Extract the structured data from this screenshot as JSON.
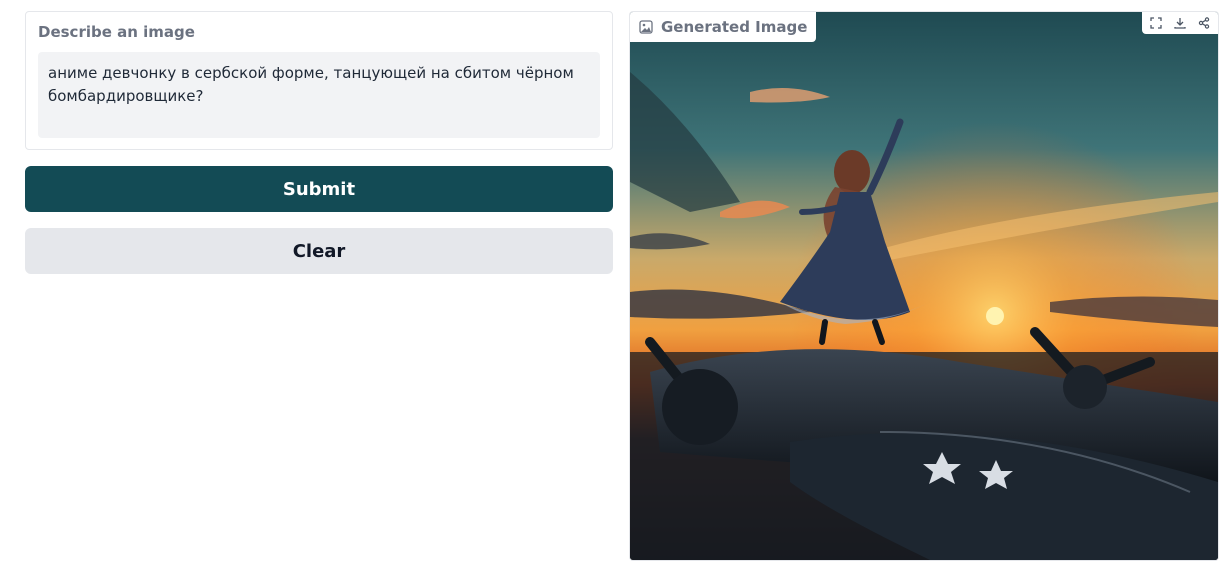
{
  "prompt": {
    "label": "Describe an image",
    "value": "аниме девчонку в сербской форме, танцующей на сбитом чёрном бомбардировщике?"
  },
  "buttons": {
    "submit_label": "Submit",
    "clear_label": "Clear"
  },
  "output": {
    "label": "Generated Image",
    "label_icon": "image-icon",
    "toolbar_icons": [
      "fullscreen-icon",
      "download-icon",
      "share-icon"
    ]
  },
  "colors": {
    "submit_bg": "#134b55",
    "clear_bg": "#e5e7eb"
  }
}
# # # # # # #
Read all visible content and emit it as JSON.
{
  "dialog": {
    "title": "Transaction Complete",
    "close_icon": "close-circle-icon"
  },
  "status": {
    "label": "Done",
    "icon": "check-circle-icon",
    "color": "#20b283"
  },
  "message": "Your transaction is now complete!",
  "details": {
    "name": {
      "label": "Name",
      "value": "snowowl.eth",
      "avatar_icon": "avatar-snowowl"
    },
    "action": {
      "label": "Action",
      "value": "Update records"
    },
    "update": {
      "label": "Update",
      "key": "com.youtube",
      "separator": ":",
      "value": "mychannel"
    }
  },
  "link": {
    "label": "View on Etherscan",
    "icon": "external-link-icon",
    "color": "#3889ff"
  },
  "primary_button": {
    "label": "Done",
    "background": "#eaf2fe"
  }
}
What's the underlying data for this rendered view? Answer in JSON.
# # # # # # #
Requirement –
In the listing above, find the line containing "Read all visible content and emit it as JSON." and the line containing "What's the underlying", then repeat those two lines and everything between them exactly.

Correct result –
Read all visible content and emit it as JSON.
{
  "dialog": {
    "title": "Transaction Complete",
    "close_icon": "close-circle-icon"
  },
  "status": {
    "label": "Done",
    "icon": "check-circle-icon",
    "color": "#20b283"
  },
  "message": "Your transaction is now complete!",
  "details": {
    "name": {
      "label": "Name",
      "value": "snowowl.eth",
      "avatar_icon": "avatar-snowowl"
    },
    "action": {
      "label": "Action",
      "value": "Update records"
    },
    "update": {
      "label": "Update",
      "key": "com.youtube",
      "separator": ":",
      "value": "mychannel"
    }
  },
  "link": {
    "label": "View on Etherscan",
    "icon": "external-link-icon",
    "color": "#3889ff"
  },
  "primary_button": {
    "label": "Done",
    "background": "#eaf2fe"
  }
}
What's the underlying data for this rendered view? Answer in JSON.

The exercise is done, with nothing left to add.